* [TASK DIRECTIONS]
Identify all lines of the data containing the string "value" and copy them.

>>>

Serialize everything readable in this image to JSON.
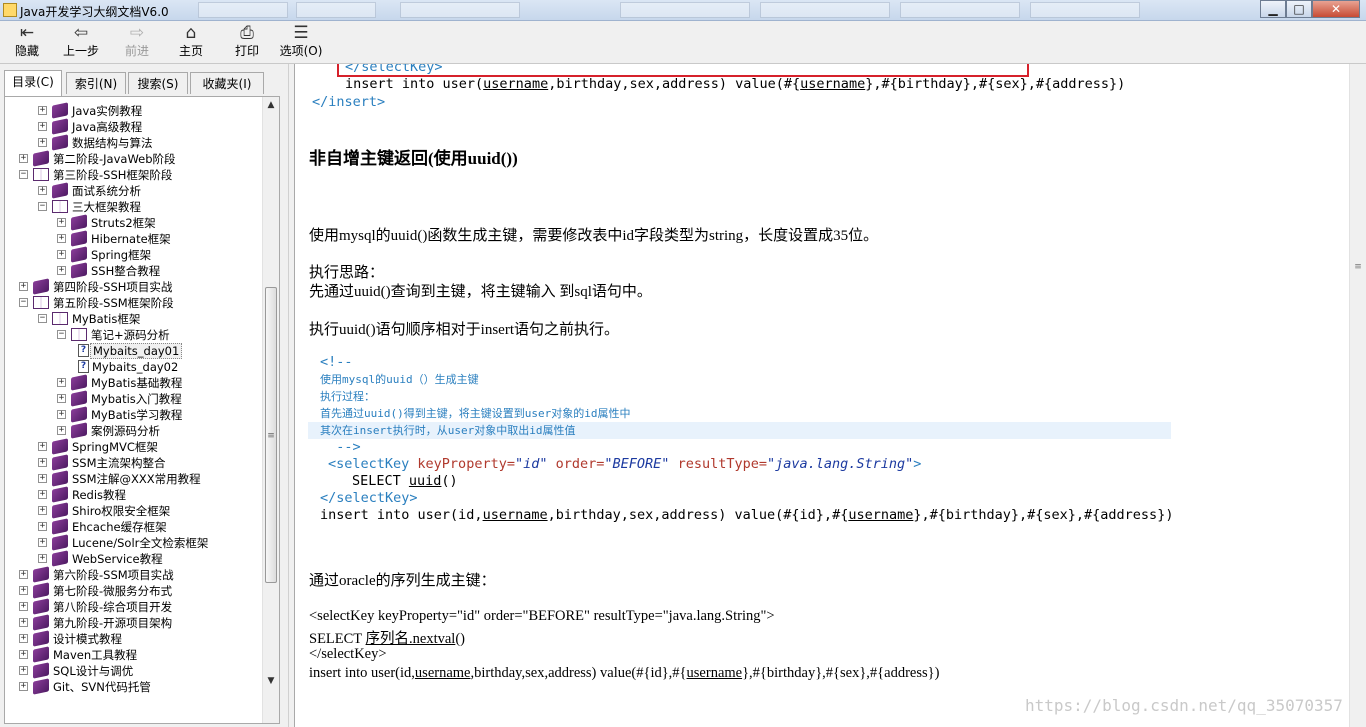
{
  "window": {
    "title": "Java开发学习大纲文档V6.0",
    "minimize": "▁",
    "maximize": "□",
    "close": "✕"
  },
  "toolbar": {
    "buttons": [
      {
        "label": "隐藏",
        "icon": "hide-icon",
        "glyph": "⇤"
      },
      {
        "label": "上一步",
        "icon": "back-arrow-icon",
        "glyph": "⇦"
      },
      {
        "label": "前进",
        "icon": "forward-arrow-icon",
        "glyph": "⇨",
        "disabled": true
      },
      {
        "label": "主页",
        "icon": "home-icon",
        "glyph": "⌂"
      },
      {
        "label": "打印",
        "icon": "printer-icon",
        "glyph": "⎙"
      },
      {
        "label": "选项(O)",
        "icon": "options-icon",
        "glyph": "☰"
      }
    ]
  },
  "tabs": [
    {
      "label": "目录(C)",
      "active": true
    },
    {
      "label": "索引(N)"
    },
    {
      "label": "搜索(S)"
    },
    {
      "label": "收藏夹(I)"
    }
  ],
  "tree": [
    {
      "label": "Java实例教程",
      "level": 1,
      "type": "book",
      "expander": "+"
    },
    {
      "label": "Java高级教程",
      "level": 1,
      "type": "book",
      "expander": "+"
    },
    {
      "label": "数据结构与算法",
      "level": 1,
      "type": "book",
      "expander": "+"
    },
    {
      "label": "第二阶段-JavaWeb阶段",
      "level": 0,
      "type": "book",
      "expander": "+"
    },
    {
      "label": "第三阶段-SSH框架阶段",
      "level": 0,
      "type": "open",
      "expander": "−"
    },
    {
      "label": "面试系统分析",
      "level": 1,
      "type": "book",
      "expander": "+"
    },
    {
      "label": "三大框架教程",
      "level": 1,
      "type": "open",
      "expander": "−"
    },
    {
      "label": "Struts2框架",
      "level": 2,
      "type": "book",
      "expander": "+"
    },
    {
      "label": "Hibernate框架",
      "level": 2,
      "type": "book",
      "expander": "+"
    },
    {
      "label": "Spring框架",
      "level": 2,
      "type": "book",
      "expander": "+"
    },
    {
      "label": "SSH整合教程",
      "level": 2,
      "type": "book",
      "expander": "+"
    },
    {
      "label": "第四阶段-SSH项目实战",
      "level": 0,
      "type": "book",
      "expander": "+"
    },
    {
      "label": "第五阶段-SSM框架阶段",
      "level": 0,
      "type": "open",
      "expander": "−"
    },
    {
      "label": "MyBatis框架",
      "level": 1,
      "type": "open",
      "expander": "−"
    },
    {
      "label": "笔记+源码分析",
      "level": 2,
      "type": "open",
      "expander": "−"
    },
    {
      "label": "Mybaits_day01",
      "level": 3,
      "type": "page",
      "selected": true
    },
    {
      "label": "Mybaits_day02",
      "level": 3,
      "type": "page"
    },
    {
      "label": "MyBatis基础教程",
      "level": 2,
      "type": "book",
      "expander": "+"
    },
    {
      "label": "Mybatis入门教程",
      "level": 2,
      "type": "book",
      "expander": "+"
    },
    {
      "label": "MyBatis学习教程",
      "level": 2,
      "type": "book",
      "expander": "+"
    },
    {
      "label": "案例源码分析",
      "level": 2,
      "type": "book",
      "expander": "+"
    },
    {
      "label": "SpringMVC框架",
      "level": 1,
      "type": "book",
      "expander": "+"
    },
    {
      "label": "SSM主流架构整合",
      "level": 1,
      "type": "book",
      "expander": "+"
    },
    {
      "label": "SSM注解@XXX常用教程",
      "level": 1,
      "type": "book",
      "expander": "+"
    },
    {
      "label": "Redis教程",
      "level": 1,
      "type": "book",
      "expander": "+"
    },
    {
      "label": "Shiro权限安全框架",
      "level": 1,
      "type": "book",
      "expander": "+"
    },
    {
      "label": "Ehcache缓存框架",
      "level": 1,
      "type": "book",
      "expander": "+"
    },
    {
      "label": "Lucene/Solr全文检索框架",
      "level": 1,
      "type": "book",
      "expander": "+"
    },
    {
      "label": "WebService教程",
      "level": 1,
      "type": "book",
      "expander": "+"
    },
    {
      "label": "第六阶段-SSM项目实战",
      "level": 0,
      "type": "book",
      "expander": "+"
    },
    {
      "label": "第七阶段-微服务分布式",
      "level": 0,
      "type": "book",
      "expander": "+"
    },
    {
      "label": "第八阶段-综合项目开发",
      "level": 0,
      "type": "book",
      "expander": "+"
    },
    {
      "label": "第九阶段-开源项目架构",
      "level": 0,
      "type": "book",
      "expander": "+"
    },
    {
      "label": "设计模式教程",
      "level": 0,
      "type": "book",
      "expander": "+"
    },
    {
      "label": "Maven工具教程",
      "level": 0,
      "type": "book",
      "expander": "+"
    },
    {
      "label": "SQL设计与调优",
      "level": 0,
      "type": "book",
      "expander": "+"
    },
    {
      "label": "Git、SVN代码托管",
      "level": 0,
      "type": "book",
      "expander": "+"
    }
  ],
  "content": {
    "top_code": {
      "close_selectkey": "</selectKey>",
      "insert_pre": "insert into user(",
      "insert_ul1": "username",
      "insert_mid": ",birthday,sex,address) value(#{",
      "insert_ul2": "username",
      "insert_post": "},#{birthday},#{sex},#{address})",
      "close_insert": "</insert>"
    },
    "heading": "非自增主键返回(使用uuid())",
    "para1": "使用mysql的uuid()函数生成主键，需要修改表中id字段类型为string，长度设置成35位。",
    "para2a": "执行思路：",
    "para2b": "先通过uuid()查询到主键，将主键输入 到sql语句中。",
    "para3": "执行uuid()语句顺序相对于insert语句之前执行。",
    "code_block": {
      "c1": "<!--",
      "c2": "使用mysql的uuid（）生成主键",
      "c3": "执行过程：",
      "c4": "首先通过uuid()得到主键，将主键设置到user对象的id属性中",
      "c5": "其次在insert执行时，从user对象中取出id属性值",
      "c6": "  -->",
      "sk_open": "<selectKey",
      "sk_attr1": "keyProperty=",
      "sk_val1": "\"id\"",
      "sk_attr2": "order=",
      "sk_val2": "\"BEFORE\"",
      "sk_attr3": "resultType=",
      "sk_val3": "\"java.lang.String\"",
      "sk_end": ">",
      "select_pre": "SELECT ",
      "select_ul": "uuid",
      "select_post": "()",
      "sk_close": "</selectKey>",
      "ins_pre": "insert into user(id,",
      "ins_ul1": "username",
      "ins_mid": ",birthday,sex,address) value(#{id},#{",
      "ins_ul2": "username",
      "ins_post": "},#{birthday},#{sex},#{address})"
    },
    "para4": "通过oracle的序列生成主键：",
    "oracle": {
      "l1": "<selectKey keyProperty=\"id\" order=\"BEFORE\" resultType=\"java.lang.String\">",
      "l2_pre": "SELECT ",
      "l2_ul": "序列名.nextval",
      "l2_post": "()",
      "l3": "</selectKey>",
      "l4_pre": "insert into user(id,",
      "l4_ul1": "username",
      "l4_mid": ",birthday,sex,address) value(#{id},#{",
      "l4_ul2": "username",
      "l4_post": "},#{birthday},#{sex},#{address})"
    },
    "watermark": "https://blog.csdn.net/qq_35070357"
  },
  "colors": {
    "tag": "#2a7fbf",
    "attribute": "#b0392d",
    "value": "#1c3aa0",
    "highlight_box": "#d6212b"
  }
}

<<<

* [EXERCISE OUTPUT]
      "insert_mid": ",birthday,sex,address) value(#{",
      "ins_mid": ",birthday,sex,address) value(#{id},#{",
      "l4_mid": ",birthday,sex,address) value(#{id},#{",
    "value": "#1c3aa0",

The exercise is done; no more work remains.